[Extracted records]
· · · ·
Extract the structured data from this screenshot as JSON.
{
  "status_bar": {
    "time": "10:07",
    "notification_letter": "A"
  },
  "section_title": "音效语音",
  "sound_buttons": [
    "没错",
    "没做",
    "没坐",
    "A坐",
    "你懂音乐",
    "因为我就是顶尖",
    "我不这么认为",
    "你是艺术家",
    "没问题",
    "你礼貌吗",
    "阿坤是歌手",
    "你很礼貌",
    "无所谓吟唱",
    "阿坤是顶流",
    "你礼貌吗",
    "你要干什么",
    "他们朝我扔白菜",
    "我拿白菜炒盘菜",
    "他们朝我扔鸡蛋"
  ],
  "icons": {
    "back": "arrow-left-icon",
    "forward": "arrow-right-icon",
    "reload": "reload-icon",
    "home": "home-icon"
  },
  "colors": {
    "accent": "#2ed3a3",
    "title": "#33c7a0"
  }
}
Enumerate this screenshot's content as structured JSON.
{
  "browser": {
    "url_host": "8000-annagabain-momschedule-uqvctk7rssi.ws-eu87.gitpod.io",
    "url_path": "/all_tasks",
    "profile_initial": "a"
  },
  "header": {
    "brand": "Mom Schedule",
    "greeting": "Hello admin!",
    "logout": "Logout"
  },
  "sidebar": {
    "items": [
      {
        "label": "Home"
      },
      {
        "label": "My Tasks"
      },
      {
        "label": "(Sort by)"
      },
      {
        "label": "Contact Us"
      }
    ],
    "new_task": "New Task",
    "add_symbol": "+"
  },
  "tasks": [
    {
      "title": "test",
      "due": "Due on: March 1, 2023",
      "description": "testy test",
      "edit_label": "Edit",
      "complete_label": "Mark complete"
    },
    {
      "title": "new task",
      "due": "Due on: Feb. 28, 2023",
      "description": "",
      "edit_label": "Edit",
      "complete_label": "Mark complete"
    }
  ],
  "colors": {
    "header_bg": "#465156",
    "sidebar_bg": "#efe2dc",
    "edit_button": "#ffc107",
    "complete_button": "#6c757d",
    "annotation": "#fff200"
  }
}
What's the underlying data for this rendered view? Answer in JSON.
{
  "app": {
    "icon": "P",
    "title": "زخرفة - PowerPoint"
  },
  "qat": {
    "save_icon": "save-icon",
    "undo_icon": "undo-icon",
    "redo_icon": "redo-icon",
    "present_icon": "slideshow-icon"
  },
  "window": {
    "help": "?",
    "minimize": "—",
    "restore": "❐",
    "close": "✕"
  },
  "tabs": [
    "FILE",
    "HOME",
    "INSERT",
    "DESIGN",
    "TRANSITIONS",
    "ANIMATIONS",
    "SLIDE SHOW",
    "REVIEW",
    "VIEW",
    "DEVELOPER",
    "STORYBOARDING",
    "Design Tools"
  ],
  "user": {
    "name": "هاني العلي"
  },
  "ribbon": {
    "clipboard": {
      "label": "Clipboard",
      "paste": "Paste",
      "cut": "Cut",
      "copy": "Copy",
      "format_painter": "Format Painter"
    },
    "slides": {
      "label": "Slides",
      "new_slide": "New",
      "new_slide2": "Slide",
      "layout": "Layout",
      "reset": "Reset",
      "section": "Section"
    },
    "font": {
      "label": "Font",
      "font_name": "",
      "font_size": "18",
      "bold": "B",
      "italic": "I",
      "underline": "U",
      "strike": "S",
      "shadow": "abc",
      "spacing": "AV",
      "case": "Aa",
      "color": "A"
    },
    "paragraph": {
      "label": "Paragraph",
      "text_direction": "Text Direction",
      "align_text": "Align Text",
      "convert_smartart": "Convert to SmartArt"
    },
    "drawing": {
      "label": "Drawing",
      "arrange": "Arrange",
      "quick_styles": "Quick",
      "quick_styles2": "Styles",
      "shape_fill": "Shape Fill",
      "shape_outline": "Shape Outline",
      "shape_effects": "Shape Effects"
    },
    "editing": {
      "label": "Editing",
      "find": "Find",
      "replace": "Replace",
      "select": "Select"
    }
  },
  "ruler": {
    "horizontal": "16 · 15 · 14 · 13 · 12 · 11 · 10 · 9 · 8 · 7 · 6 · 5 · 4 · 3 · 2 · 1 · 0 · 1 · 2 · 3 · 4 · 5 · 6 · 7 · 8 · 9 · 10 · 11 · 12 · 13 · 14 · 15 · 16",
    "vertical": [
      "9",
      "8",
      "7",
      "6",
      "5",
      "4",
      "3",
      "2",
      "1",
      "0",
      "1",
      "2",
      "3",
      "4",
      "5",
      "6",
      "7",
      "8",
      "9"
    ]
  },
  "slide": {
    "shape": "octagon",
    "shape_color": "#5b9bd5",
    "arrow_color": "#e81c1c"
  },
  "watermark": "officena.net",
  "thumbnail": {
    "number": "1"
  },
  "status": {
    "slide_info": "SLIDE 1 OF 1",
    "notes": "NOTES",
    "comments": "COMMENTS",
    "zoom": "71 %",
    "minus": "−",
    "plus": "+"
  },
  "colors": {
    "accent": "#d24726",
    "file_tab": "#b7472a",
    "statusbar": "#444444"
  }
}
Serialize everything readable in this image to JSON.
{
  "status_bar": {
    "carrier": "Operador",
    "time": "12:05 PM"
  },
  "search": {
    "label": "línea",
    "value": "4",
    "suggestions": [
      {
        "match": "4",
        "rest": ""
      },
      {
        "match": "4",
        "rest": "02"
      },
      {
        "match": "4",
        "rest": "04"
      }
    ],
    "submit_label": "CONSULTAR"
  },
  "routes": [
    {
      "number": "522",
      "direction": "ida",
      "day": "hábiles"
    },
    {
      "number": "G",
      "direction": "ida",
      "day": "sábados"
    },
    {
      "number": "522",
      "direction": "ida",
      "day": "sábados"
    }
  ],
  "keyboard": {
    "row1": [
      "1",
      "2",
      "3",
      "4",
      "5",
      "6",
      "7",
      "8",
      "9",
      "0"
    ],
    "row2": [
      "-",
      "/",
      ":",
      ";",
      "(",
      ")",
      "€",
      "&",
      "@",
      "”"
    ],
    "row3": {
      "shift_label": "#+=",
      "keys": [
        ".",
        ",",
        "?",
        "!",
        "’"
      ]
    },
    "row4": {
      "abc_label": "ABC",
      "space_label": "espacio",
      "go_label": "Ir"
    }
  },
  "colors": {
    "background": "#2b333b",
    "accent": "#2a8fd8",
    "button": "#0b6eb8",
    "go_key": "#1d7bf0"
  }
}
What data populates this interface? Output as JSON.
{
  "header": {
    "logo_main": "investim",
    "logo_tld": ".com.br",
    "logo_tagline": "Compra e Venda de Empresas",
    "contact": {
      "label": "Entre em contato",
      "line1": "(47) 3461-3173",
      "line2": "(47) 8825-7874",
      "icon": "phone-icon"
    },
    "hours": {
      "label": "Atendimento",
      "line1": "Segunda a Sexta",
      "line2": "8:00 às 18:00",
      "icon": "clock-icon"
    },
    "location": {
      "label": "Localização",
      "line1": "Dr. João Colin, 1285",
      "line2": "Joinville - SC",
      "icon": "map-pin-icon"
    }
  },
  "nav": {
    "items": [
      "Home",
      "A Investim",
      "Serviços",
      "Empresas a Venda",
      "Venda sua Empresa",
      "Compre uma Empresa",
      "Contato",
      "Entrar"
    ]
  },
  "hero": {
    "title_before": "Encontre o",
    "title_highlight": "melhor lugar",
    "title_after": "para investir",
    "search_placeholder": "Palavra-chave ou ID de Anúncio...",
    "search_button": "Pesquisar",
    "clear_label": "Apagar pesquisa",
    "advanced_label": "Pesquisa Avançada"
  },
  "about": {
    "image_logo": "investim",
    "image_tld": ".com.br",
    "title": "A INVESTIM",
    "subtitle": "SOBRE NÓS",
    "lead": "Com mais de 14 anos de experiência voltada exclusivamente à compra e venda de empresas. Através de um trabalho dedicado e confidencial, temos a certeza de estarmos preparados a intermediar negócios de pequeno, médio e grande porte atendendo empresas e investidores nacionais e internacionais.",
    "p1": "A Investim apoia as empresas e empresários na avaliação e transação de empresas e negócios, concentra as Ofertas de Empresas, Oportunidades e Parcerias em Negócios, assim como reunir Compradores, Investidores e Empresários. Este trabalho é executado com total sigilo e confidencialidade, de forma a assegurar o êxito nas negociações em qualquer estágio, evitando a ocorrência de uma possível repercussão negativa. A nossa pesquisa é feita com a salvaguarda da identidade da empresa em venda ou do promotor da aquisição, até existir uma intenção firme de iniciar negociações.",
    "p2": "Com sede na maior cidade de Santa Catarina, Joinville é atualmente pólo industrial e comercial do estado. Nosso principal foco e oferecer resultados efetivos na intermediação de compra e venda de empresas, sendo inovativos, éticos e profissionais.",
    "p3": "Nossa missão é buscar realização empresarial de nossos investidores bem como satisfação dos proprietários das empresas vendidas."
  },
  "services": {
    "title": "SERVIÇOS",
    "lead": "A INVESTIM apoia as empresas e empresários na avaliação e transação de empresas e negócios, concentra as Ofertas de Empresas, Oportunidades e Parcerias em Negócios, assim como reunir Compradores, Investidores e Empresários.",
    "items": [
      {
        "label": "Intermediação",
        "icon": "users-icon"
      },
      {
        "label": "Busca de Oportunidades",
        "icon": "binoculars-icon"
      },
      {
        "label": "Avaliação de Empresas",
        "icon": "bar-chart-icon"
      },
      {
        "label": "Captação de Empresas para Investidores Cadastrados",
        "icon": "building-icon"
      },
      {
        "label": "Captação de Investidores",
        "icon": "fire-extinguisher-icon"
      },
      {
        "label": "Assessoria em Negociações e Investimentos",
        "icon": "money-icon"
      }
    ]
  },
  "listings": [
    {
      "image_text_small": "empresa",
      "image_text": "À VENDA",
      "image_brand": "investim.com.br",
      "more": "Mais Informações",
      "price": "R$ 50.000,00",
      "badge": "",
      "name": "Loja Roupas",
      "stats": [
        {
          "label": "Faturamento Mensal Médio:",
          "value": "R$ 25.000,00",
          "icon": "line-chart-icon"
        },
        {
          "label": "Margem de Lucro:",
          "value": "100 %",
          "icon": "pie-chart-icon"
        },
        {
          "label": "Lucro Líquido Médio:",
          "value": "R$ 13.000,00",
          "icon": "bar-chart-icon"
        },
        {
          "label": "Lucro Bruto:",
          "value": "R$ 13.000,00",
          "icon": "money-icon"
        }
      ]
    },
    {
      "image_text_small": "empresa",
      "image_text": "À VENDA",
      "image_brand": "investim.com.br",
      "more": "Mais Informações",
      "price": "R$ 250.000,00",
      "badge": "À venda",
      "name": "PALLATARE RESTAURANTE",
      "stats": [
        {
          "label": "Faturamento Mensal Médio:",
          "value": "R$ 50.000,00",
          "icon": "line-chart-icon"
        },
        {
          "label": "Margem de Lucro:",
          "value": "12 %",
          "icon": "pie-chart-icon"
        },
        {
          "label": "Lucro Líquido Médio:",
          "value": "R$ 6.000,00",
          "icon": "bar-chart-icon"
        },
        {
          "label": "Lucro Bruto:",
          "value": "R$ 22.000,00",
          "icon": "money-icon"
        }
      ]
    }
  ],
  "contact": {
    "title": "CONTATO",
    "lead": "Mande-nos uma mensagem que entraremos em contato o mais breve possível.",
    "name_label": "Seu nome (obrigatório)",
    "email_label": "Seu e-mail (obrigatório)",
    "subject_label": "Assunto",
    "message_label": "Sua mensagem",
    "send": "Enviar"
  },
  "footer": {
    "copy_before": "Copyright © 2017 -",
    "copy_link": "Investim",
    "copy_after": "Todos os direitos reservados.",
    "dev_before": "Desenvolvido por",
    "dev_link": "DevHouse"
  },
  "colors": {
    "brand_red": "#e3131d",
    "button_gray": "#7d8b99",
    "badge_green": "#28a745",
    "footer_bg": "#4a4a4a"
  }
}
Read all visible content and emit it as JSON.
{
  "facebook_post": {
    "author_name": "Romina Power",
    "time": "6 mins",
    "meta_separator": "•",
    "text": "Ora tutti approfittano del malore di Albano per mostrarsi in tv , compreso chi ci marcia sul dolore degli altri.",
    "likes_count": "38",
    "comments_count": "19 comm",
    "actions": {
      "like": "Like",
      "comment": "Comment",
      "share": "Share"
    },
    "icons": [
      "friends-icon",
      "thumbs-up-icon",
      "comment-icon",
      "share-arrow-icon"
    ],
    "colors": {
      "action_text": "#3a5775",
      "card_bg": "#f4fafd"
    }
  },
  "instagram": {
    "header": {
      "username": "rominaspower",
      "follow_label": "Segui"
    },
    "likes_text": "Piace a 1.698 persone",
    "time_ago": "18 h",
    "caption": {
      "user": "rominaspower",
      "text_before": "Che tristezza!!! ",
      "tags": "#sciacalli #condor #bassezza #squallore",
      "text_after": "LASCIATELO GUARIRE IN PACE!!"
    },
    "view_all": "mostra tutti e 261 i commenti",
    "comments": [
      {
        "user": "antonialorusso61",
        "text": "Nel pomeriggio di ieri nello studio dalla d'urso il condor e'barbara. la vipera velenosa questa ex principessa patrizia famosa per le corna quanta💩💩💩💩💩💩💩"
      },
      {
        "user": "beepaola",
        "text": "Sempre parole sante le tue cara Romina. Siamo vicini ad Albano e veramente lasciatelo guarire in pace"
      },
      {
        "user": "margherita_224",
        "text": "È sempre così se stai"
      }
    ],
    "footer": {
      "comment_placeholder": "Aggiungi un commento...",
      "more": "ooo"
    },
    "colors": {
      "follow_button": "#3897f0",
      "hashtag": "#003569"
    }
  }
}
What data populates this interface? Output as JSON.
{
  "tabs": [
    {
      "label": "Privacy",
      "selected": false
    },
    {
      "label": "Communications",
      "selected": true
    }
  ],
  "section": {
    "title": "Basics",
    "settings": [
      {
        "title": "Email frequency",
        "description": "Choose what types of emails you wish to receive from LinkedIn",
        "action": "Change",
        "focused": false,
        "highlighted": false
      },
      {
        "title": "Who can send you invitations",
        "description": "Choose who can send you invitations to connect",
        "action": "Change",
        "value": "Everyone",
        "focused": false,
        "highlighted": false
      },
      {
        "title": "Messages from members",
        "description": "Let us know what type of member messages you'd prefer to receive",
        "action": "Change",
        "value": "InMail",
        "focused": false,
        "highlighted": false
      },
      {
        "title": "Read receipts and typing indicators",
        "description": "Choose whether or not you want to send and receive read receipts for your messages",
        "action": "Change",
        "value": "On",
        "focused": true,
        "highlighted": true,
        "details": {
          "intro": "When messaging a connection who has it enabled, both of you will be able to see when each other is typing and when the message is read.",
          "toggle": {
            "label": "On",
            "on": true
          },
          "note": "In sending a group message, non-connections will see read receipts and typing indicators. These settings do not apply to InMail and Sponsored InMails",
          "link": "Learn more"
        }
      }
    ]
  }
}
· · · ·
__Given request__
Every line of the listing that holds "receipts" should be found and copied.

__Right answer__
        "title": "Read receipts and typing indicators",
        "description": "Choose whether or not you want to send and receive read receipts for your messages",
          "note": "In sending a group message, non-connections will see read receipts and typing indicators. These settings do not apply to InMail and Sponsored InMails",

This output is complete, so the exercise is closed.